WHAT YOU HAVE TO DO
Single out the lines of the material that contain "Electrical" and copy them.

PROVIDED DATA
==*==
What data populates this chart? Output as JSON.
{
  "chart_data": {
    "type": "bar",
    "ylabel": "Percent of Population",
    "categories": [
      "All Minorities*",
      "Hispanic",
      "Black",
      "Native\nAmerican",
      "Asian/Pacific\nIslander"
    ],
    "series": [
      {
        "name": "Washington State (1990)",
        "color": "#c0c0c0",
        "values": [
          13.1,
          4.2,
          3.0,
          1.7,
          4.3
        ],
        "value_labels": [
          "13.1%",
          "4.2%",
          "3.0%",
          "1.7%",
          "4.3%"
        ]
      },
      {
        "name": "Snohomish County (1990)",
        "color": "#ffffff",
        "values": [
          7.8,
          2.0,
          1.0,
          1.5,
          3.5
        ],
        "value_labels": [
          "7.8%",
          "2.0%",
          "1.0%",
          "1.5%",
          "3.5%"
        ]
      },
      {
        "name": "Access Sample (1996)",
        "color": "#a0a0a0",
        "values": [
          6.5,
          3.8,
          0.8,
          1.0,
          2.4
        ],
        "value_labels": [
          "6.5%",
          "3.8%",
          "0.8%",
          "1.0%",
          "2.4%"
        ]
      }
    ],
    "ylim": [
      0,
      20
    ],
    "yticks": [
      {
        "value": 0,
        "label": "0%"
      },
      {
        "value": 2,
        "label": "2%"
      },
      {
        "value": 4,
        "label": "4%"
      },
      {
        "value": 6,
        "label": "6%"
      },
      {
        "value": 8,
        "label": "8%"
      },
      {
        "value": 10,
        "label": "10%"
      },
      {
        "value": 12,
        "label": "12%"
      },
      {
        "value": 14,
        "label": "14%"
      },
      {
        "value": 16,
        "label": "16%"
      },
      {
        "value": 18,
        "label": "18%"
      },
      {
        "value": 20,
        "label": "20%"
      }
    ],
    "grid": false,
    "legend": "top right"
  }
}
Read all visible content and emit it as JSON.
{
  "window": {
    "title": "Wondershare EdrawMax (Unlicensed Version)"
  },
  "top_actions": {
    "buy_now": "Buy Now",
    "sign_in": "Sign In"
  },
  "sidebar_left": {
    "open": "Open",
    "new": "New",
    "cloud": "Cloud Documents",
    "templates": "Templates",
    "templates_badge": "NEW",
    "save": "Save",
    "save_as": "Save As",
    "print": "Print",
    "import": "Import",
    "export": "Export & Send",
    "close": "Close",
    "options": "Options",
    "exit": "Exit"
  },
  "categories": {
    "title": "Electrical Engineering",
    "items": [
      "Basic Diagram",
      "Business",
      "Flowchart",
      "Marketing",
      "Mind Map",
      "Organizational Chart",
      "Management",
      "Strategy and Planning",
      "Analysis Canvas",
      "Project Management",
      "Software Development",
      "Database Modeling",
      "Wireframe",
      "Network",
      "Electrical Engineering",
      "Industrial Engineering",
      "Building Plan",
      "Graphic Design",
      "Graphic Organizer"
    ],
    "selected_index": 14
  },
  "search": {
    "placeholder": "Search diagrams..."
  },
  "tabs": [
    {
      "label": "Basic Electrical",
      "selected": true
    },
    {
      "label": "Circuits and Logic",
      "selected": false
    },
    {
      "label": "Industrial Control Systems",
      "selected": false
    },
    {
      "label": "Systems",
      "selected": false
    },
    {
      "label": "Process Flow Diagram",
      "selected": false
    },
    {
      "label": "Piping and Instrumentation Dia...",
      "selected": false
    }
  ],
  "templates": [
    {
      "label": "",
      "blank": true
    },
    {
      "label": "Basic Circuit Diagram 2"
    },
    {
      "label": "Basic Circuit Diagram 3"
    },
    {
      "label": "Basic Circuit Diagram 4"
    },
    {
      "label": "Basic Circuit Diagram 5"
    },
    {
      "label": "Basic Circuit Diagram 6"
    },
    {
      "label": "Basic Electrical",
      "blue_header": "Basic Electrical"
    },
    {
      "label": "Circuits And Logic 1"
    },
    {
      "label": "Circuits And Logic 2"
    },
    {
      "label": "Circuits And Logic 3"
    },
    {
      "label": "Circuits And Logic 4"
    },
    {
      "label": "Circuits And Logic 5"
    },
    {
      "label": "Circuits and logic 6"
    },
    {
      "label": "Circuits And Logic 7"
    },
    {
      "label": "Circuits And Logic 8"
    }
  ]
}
==*==
FULL RESPONSE
    "title": "Electrical Engineering",
      "Electrical Engineering",
      "label": "Basic Electrical",
      "label": "Basic Electrical",
      "blue_header": "Basic Electrical"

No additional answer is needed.